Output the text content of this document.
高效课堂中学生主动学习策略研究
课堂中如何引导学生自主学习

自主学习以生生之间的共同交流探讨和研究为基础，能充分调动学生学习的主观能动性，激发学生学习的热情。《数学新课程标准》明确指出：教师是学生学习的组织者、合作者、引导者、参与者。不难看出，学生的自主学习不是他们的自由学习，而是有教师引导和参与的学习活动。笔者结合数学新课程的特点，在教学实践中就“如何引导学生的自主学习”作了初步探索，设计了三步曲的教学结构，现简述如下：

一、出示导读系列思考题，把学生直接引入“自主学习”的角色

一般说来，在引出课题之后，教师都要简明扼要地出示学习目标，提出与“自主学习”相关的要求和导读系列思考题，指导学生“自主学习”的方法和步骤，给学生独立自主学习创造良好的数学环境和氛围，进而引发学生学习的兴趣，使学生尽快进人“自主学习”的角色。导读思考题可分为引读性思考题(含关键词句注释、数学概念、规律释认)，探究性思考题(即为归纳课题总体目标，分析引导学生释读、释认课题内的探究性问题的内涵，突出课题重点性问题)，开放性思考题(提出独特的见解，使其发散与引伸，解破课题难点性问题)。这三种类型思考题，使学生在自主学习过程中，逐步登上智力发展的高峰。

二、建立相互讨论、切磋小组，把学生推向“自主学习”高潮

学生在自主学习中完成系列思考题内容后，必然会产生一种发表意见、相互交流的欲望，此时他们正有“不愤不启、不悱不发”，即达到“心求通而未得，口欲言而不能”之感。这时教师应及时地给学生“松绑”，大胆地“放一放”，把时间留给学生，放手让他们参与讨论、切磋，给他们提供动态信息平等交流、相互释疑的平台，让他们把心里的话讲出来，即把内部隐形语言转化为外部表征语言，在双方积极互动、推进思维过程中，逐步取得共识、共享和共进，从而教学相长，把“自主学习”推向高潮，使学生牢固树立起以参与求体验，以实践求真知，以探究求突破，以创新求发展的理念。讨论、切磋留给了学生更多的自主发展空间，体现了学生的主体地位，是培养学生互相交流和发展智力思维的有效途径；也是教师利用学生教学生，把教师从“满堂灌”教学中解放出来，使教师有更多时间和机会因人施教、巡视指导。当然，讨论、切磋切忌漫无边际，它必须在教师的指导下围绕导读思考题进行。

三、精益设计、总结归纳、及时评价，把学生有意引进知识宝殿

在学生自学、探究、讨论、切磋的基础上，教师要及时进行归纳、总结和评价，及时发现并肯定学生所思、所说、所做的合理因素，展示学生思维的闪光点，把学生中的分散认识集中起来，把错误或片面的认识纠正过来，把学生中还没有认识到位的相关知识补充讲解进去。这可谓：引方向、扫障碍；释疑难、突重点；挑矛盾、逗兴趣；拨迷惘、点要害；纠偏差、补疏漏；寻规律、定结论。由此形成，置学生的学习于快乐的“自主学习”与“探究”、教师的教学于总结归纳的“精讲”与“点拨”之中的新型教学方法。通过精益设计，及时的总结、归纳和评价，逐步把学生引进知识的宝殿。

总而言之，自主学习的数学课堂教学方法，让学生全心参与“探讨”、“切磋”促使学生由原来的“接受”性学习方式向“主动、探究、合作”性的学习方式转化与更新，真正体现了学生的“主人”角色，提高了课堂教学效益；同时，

▶ **Given problem**
Nothing should be left out: repeat all of the data exactly.

▶ **Result**
Output the text content of this document.
高效课堂中学生主动学习策略研究
课堂中如何引导学生自主学习

自主学习以生生之间的共同交流探讨和研究为基础，能充分调动学生学习的主观能动性，激发学生学习的热情。《数学新课程标准》明确指出：教师是学生学习的组织者、合作者、引导者、参与者。不难看出，学生的自主学习不是他们的自由学习，而是有教师引导和参与的学习活动。笔者结合数学新课程的特点，在教学实践中就“如何引导学生的自主学习”作了初步探索，设计了三步曲的教学结构，现简述如下：

一、出示导读系列思考题，把学生直接引入“自主学习”的角色

一般说来，在引出课题之后，教师都要简明扼要地出示学习目标，提出与“自主学习”相关的要求和导读系列思考题，指导学生“自主学习”的方法和步骤，给学生独立自主学习创造良好的数学环境和氛围，进而引发学生学习的兴趣，使学生尽快进人“自主学习”的角色。导读思考题可分为引读性思考题(含关键词句注释、数学概念、规律释认)，探究性思考题(即为归纳课题总体目标，分析引导学生释读、释认课题内的探究性问题的内涵，突出课题重点性问题)，开放性思考题(提出独特的见解，使其发散与引伸，解破课题难点性问题)。这三种类型思考题，使学生在自主学习过程中，逐步登上智力发展的高峰。

二、建立相互讨论、切磋小组，把学生推向“自主学习”高潮

学生在自主学习中完成系列思考题内容后，必然会产生一种发表意见、相互交流的欲望，此时他们正有“不愤不启、不悱不发”，即达到“心求通而未得，口欲言而不能”之感。这时教师应及时地给学生“松绑”，大胆地“放一放”，把时间留给学生，放手让他们参与讨论、切磋，给他们提供动态信息平等交流、相互释疑的平台，让他们把心里的话讲出来，即把内部隐形语言转化为外部表征语言，在双方积极互动、推进思维过程中，逐步取得共识、共享和共进，从而教学相长，把“自主学习”推向高潮，使学生牢固树立起以参与求体验，以实践求真知，以探究求突破，以创新求发展的理念。讨论、切磋留给了学生更多的自主发展空间，体现了学生的主体地位，是培养学生互相交流和发展智力思维的有效途径；也是教师利用学生教学生，把教师从“满堂灌”教学中解放出来，使教师有更多时间和机会因人施教、巡视指导。当然，讨论、切磋切忌漫无边际，它必须在教师的指导下围绕导读思考题进行。

三、精益设计、总结归纳、及时评价，把学生有意引进知识宝殿

在学生自学、探究、讨论、切磋的基础上，教师要及时进行归纳、总结和评价，及时发现并肯定学生所思、所说、所做的合理因素，展示学生思维的闪光点，把学生中的分散认识集中起来，把错误或片面的认识纠正过来，把学生中还没有认识到位的相关知识补充讲解进去。这可谓：引方向、扫障碍；释疑难、突重点；挑矛盾、逗兴趣；拨迷惘、点要害；纠偏差、补疏漏；寻规律、定结论。由此形成，置学生的学习于快乐的“自主学习”与“探究”、教师的教学于总结归纳的“精讲”与“点拨”之中的新型教学方法。通过精益设计，及时的总结、归纳和评价，逐步把学生引进知识的宝殿。

总而言之，自主学习的数学课堂教学方法，让学生全心参与“探讨”、“切磋”促使学生由原来的“接受”性学习方式向“主动、探究、合作”性的学习方式转化与更新，真正体现了学生的“主人”角色，提高了课堂教学效益；同时，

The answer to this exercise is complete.